Start of Data lines
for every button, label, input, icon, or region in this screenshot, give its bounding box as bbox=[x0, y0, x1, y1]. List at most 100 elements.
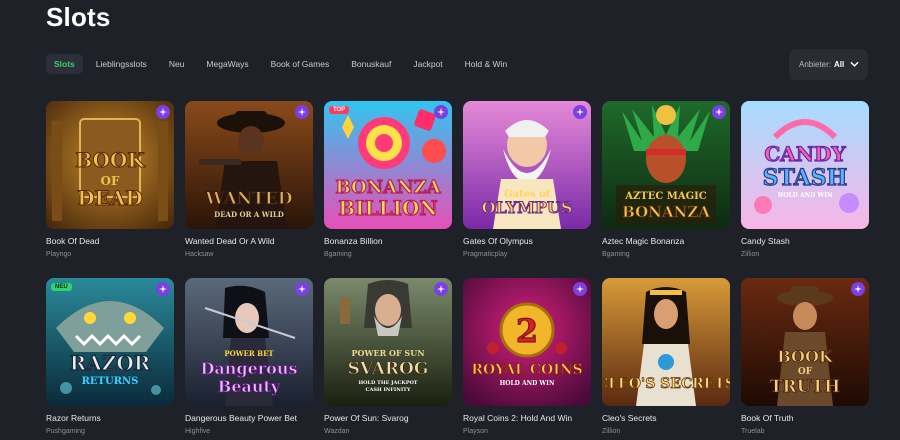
art-line: BONANZA bbox=[622, 203, 710, 221]
game-provider: Playngo bbox=[46, 251, 72, 258]
game-name[interactable]: Gates Of Olympus bbox=[463, 236, 533, 246]
game-name[interactable]: Candy Stash bbox=[741, 236, 790, 246]
art-line: Beauty bbox=[218, 377, 281, 396]
game-thumbnail[interactable]: AZTEC MAGIC BONANZA bbox=[602, 101, 730, 229]
page-title: Slots bbox=[46, 2, 111, 32]
game-thumbnail[interactable]: BONANZA BILLION TOP bbox=[324, 101, 452, 229]
art-line: BILLION bbox=[338, 196, 437, 220]
art-line: SVAROG bbox=[348, 359, 429, 379]
razor-returns-art: RAZOR RETURNS bbox=[46, 278, 174, 406]
sparkle-icon bbox=[573, 105, 587, 119]
sparkle-icon bbox=[573, 282, 587, 296]
game-provider: Wazdan bbox=[324, 428, 350, 435]
provider-filter-label: Anbieter: bbox=[799, 60, 832, 69]
game-thumbnail[interactable]: BOOK OF DEAD bbox=[46, 101, 174, 229]
wanted-art: WANTED DEAD OR A WILD bbox=[185, 101, 313, 229]
game-provider: Zillion bbox=[602, 428, 621, 435]
art-line: AZTEC MAGIC bbox=[624, 191, 707, 202]
tab-neu[interactable]: Neu bbox=[160, 54, 194, 74]
art-line: CASH INFINITY bbox=[366, 387, 411, 393]
art-line: ROYAL COINS bbox=[471, 362, 582, 378]
game-name[interactable]: Razor Returns bbox=[46, 413, 101, 423]
game-thumbnail[interactable]: 2 ROYAL COINS HOLD AND WIN bbox=[463, 278, 591, 406]
game-provider: Zillion bbox=[741, 251, 760, 258]
sparkle-icon bbox=[434, 105, 448, 119]
bonanza-billion-art: BONANZA BILLION bbox=[324, 101, 452, 229]
top-tag: TOP bbox=[329, 106, 350, 114]
game-provider: Pushgaming bbox=[46, 428, 85, 435]
game-thumbnail[interactable]: CLEO'S SECRETS bbox=[602, 278, 730, 406]
game-provider: Highfive bbox=[185, 428, 211, 435]
art-line: BONANZA bbox=[335, 177, 441, 198]
game-provider: Hacksaw bbox=[185, 251, 214, 258]
game-provider: Pragmaticplay bbox=[463, 251, 508, 258]
art-line: CLEO'S SECRETS bbox=[602, 376, 730, 392]
game-name[interactable]: Cleo's Secrets bbox=[602, 413, 657, 423]
sparkle-icon bbox=[156, 105, 170, 119]
game-name[interactable]: Wanted Dead Or A Wild bbox=[185, 236, 274, 246]
art-line: CANDY bbox=[764, 142, 846, 166]
category-tabs: Slots Lieblingsslots Neu MegaWays Book o… bbox=[46, 54, 520, 74]
art-line: OF bbox=[798, 367, 813, 377]
art-line: STASH bbox=[763, 165, 848, 191]
tab-megaways[interactable]: MegaWays bbox=[197, 54, 257, 74]
chevron-down-icon bbox=[850, 61, 859, 67]
game-name[interactable]: Bonanza Billion bbox=[324, 236, 383, 246]
art-line: RAZOR bbox=[70, 351, 151, 375]
art-line: TRUTH bbox=[770, 377, 840, 397]
game-name[interactable]: Dangerous Beauty Power Bet bbox=[185, 413, 297, 423]
art-line: Dangerous bbox=[201, 359, 298, 378]
art-line: HOLD THE JACKPOT bbox=[358, 380, 417, 386]
sparkle-icon bbox=[851, 282, 865, 296]
tab-lieblingsslots[interactable]: Lieblingsslots bbox=[87, 54, 156, 74]
art-line: DEAD bbox=[77, 186, 142, 210]
book-of-dead-art: BOOK OF DEAD bbox=[46, 101, 174, 229]
game-provider: Truelab bbox=[741, 428, 765, 435]
game-provider: Bgaming bbox=[324, 251, 352, 258]
game-name[interactable]: Power Of Sun: Svarog bbox=[324, 413, 409, 423]
game-thumbnail[interactable]: POWER OF SUN SVAROG HOLD THE JACKPOT CAS… bbox=[324, 278, 452, 406]
sparkle-icon bbox=[156, 282, 170, 296]
art-line: HOLD AND WIN bbox=[500, 380, 555, 387]
art-line: BOOK bbox=[777, 347, 834, 366]
art-line: 2 bbox=[516, 312, 538, 350]
art-line: DEAD OR A WILD bbox=[214, 210, 284, 219]
game-name[interactable]: Aztec Magic Bonanza bbox=[602, 236, 684, 246]
game-thumbnail[interactable]: POWER BET Dangerous Beauty bbox=[185, 278, 313, 406]
art-line: POWER BET bbox=[224, 349, 274, 358]
sparkle-icon bbox=[295, 282, 309, 296]
sparkle-icon bbox=[295, 105, 309, 119]
tab-book-of-games[interactable]: Book of Games bbox=[262, 54, 339, 74]
tab-bonuskauf[interactable]: Bonuskauf bbox=[342, 54, 400, 74]
game-provider: Bgaming bbox=[602, 251, 630, 258]
sparkle-icon bbox=[434, 282, 448, 296]
game-thumbnail[interactable]: BOOK OF TRUTH bbox=[741, 278, 869, 406]
art-line: HOLD AND WIN bbox=[778, 192, 833, 199]
dangerous-beauty-art: POWER BET Dangerous Beauty bbox=[185, 278, 313, 406]
game-thumbnail[interactable]: WANTED DEAD OR A WILD bbox=[185, 101, 313, 229]
game-provider: Playson bbox=[463, 428, 488, 435]
game-thumbnail[interactable]: Gates of OLYMPUS bbox=[463, 101, 591, 229]
game-thumbnail[interactable]: RAZOR RETURNS NEU bbox=[46, 278, 174, 406]
book-of-truth-art: BOOK OF TRUTH bbox=[741, 278, 869, 406]
cleos-secrets-art: CLEO'S SECRETS bbox=[602, 278, 730, 406]
aztec-magic-bonanza-art: AZTEC MAGIC BONANZA bbox=[602, 101, 730, 229]
game-name[interactable]: Book Of Dead bbox=[46, 236, 99, 246]
tab-hold-and-win[interactable]: Hold & Win bbox=[456, 54, 517, 74]
game-thumbnail[interactable]: CANDY STASH HOLD AND WIN bbox=[741, 101, 869, 229]
art-line: WANTED bbox=[204, 189, 292, 209]
provider-filter-dropdown[interactable]: Anbieter: All bbox=[789, 49, 868, 80]
art-line: RETURNS bbox=[82, 376, 139, 387]
new-tag: NEU bbox=[51, 283, 72, 291]
royal-coins-art: 2 ROYAL COINS HOLD AND WIN bbox=[463, 278, 591, 406]
game-name[interactable]: Royal Coins 2: Hold And Win bbox=[463, 413, 572, 423]
gates-of-olympus-art: Gates of OLYMPUS bbox=[463, 101, 591, 229]
art-line: OLYMPUS bbox=[482, 198, 573, 217]
tab-jackpot[interactable]: Jackpot bbox=[404, 54, 451, 74]
candy-stash-art: CANDY STASH HOLD AND WIN bbox=[741, 101, 869, 229]
tab-slots[interactable]: Slots bbox=[46, 54, 83, 74]
art-line: BOOK bbox=[75, 148, 145, 172]
provider-filter-value: All bbox=[834, 60, 845, 69]
game-name[interactable]: Book Of Truth bbox=[741, 413, 793, 423]
sparkle-icon bbox=[712, 105, 726, 119]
End of Data lines
Exercise:
Reproduce every entry above, substituting "studio-name" for each occurrence of "game-provider" and keeping everything else the same. Omit the pictures from your answer.

Response to the exercise:
for every button, label, input, icon, or region in this screenshot, give its bounding box as bbox=[x0, y0, x1, y1]. List at most 100 elements.
art-line: BONANZA bbox=[622, 203, 710, 221]
studio-name: Playngo bbox=[46, 251, 72, 258]
game-name[interactable]: Gates Of Olympus bbox=[463, 236, 533, 246]
game-name[interactable]: Candy Stash bbox=[741, 236, 790, 246]
art-line: Beauty bbox=[218, 377, 281, 396]
game-thumbnail[interactable]: AZTEC MAGIC BONANZA bbox=[602, 101, 730, 229]
page-title: Slots bbox=[46, 2, 111, 32]
game-thumbnail[interactable]: BONANZA BILLION TOP bbox=[324, 101, 452, 229]
art-line: BILLION bbox=[338, 196, 437, 220]
art-line: SVAROG bbox=[348, 359, 429, 379]
razor-returns-art: RAZOR RETURNS bbox=[46, 278, 174, 406]
sparkle-icon bbox=[573, 105, 587, 119]
sparkle-icon bbox=[573, 282, 587, 296]
studio-name: Wazdan bbox=[324, 428, 350, 435]
provider-filter-label: Anbieter: bbox=[799, 60, 832, 69]
game-thumbnail[interactable]: BOOK OF DEAD bbox=[46, 101, 174, 229]
wanted-art: WANTED DEAD OR A WILD bbox=[185, 101, 313, 229]
studio-name: Zillion bbox=[602, 428, 621, 435]
art-line: AZTEC MAGIC bbox=[624, 191, 707, 202]
tab-neu[interactable]: Neu bbox=[160, 54, 194, 74]
art-line: CASH INFINITY bbox=[366, 387, 411, 393]
art-line: ROYAL COINS bbox=[471, 362, 582, 378]
game-name[interactable]: Razor Returns bbox=[46, 413, 101, 423]
game-thumbnail[interactable]: 2 ROYAL COINS HOLD AND WIN bbox=[463, 278, 591, 406]
studio-name: Zillion bbox=[741, 251, 760, 258]
sparkle-icon bbox=[434, 105, 448, 119]
bonanza-billion-art: BONANZA BILLION bbox=[324, 101, 452, 229]
top-tag: TOP bbox=[329, 106, 350, 114]
studio-name: Pushgaming bbox=[46, 428, 85, 435]
game-thumbnail[interactable]: CLEO'S SECRETS bbox=[602, 278, 730, 406]
studio-name: Highfive bbox=[185, 428, 211, 435]
art-line: BONANZA bbox=[335, 177, 441, 198]
studio-name: Hacksaw bbox=[185, 251, 214, 258]
studio-name: Pragmaticplay bbox=[463, 251, 508, 258]
art-line: CLEO'S SECRETS bbox=[602, 376, 730, 392]
game-name[interactable]: Cleo's Secrets bbox=[602, 413, 657, 423]
sparkle-icon bbox=[156, 105, 170, 119]
game-name[interactable]: Wanted Dead Or A Wild bbox=[185, 236, 274, 246]
art-line: CANDY bbox=[764, 142, 846, 166]
category-tabs: Slots Lieblingsslots Neu MegaWays Book o… bbox=[46, 54, 520, 74]
art-line: OF bbox=[798, 367, 813, 377]
art-line: STASH bbox=[763, 165, 848, 191]
tab-megaways[interactable]: MegaWays bbox=[197, 54, 257, 74]
chevron-down-icon bbox=[850, 61, 859, 67]
game-name[interactable]: Bonanza Billion bbox=[324, 236, 383, 246]
art-line: RAZOR bbox=[70, 351, 151, 375]
art-line: TRUTH bbox=[770, 377, 840, 397]
game-name[interactable]: Dangerous Beauty Power Bet bbox=[185, 413, 297, 423]
art-line: Dangerous bbox=[201, 359, 298, 378]
art-line: HOLD THE JACKPOT bbox=[358, 380, 417, 386]
sparkle-icon bbox=[851, 282, 865, 296]
tab-lieblingsslots[interactable]: Lieblingsslots bbox=[87, 54, 156, 74]
art-line: DEAD bbox=[77, 186, 142, 210]
book-of-dead-art: BOOK OF DEAD bbox=[46, 101, 174, 229]
studio-name: Truelab bbox=[741, 428, 765, 435]
studio-name: Bgaming bbox=[324, 251, 352, 258]
game-name[interactable]: Power Of Sun: Svarog bbox=[324, 413, 409, 423]
game-thumbnail[interactable]: POWER OF SUN SVAROG HOLD THE JACKPOT CAS… bbox=[324, 278, 452, 406]
sparkle-icon bbox=[156, 282, 170, 296]
art-line: HOLD AND WIN bbox=[500, 380, 555, 387]
art-line: BOOK bbox=[777, 347, 834, 366]
art-line: 2 bbox=[516, 312, 538, 350]
art-line: DEAD OR A WILD bbox=[214, 210, 284, 219]
game-name[interactable]: Aztec Magic Bonanza bbox=[602, 236, 684, 246]
game-thumbnail[interactable]: POWER BET Dangerous Beauty bbox=[185, 278, 313, 406]
art-line: POWER BET bbox=[224, 349, 274, 358]
sparkle-icon bbox=[295, 282, 309, 296]
sparkle-icon bbox=[295, 105, 309, 119]
tab-book-of-games[interactable]: Book of Games bbox=[262, 54, 339, 74]
tab-bonuskauf[interactable]: Bonuskauf bbox=[342, 54, 400, 74]
studio-name: Bgaming bbox=[602, 251, 630, 258]
sparkle-icon bbox=[434, 282, 448, 296]
game-thumbnail[interactable]: BOOK OF TRUTH bbox=[741, 278, 869, 406]
art-line: HOLD AND WIN bbox=[778, 192, 833, 199]
dangerous-beauty-art: POWER BET Dangerous Beauty bbox=[185, 278, 313, 406]
game-thumbnail[interactable]: WANTED DEAD OR A WILD bbox=[185, 101, 313, 229]
studio-name: Playson bbox=[463, 428, 488, 435]
game-thumbnail[interactable]: Gates of OLYMPUS bbox=[463, 101, 591, 229]
game-thumbnail[interactable]: RAZOR RETURNS NEU bbox=[46, 278, 174, 406]
book-of-truth-art: BOOK OF TRUTH bbox=[741, 278, 869, 406]
cleos-secrets-art: CLEO'S SECRETS bbox=[602, 278, 730, 406]
aztec-magic-bonanza-art: AZTEC MAGIC BONANZA bbox=[602, 101, 730, 229]
game-name[interactable]: Book Of Dead bbox=[46, 236, 99, 246]
tab-hold-and-win[interactable]: Hold & Win bbox=[456, 54, 517, 74]
game-thumbnail[interactable]: CANDY STASH HOLD AND WIN bbox=[741, 101, 869, 229]
art-line: WANTED bbox=[204, 189, 292, 209]
provider-filter-dropdown[interactable]: Anbieter: All bbox=[789, 49, 868, 80]
art-line: RETURNS bbox=[82, 376, 139, 387]
new-tag: NEU bbox=[51, 283, 72, 291]
royal-coins-art: 2 ROYAL COINS HOLD AND WIN bbox=[463, 278, 591, 406]
game-name[interactable]: Royal Coins 2: Hold And Win bbox=[463, 413, 572, 423]
gates-of-olympus-art: Gates of OLYMPUS bbox=[463, 101, 591, 229]
art-line: OLYMPUS bbox=[482, 198, 573, 217]
tab-jackpot[interactable]: Jackpot bbox=[404, 54, 451, 74]
candy-stash-art: CANDY STASH HOLD AND WIN bbox=[741, 101, 869, 229]
tab-slots[interactable]: Slots bbox=[46, 54, 83, 74]
art-line: BOOK bbox=[75, 148, 145, 172]
provider-filter-value: All bbox=[834, 60, 845, 69]
game-name[interactable]: Book Of Truth bbox=[741, 413, 793, 423]
sparkle-icon bbox=[712, 105, 726, 119]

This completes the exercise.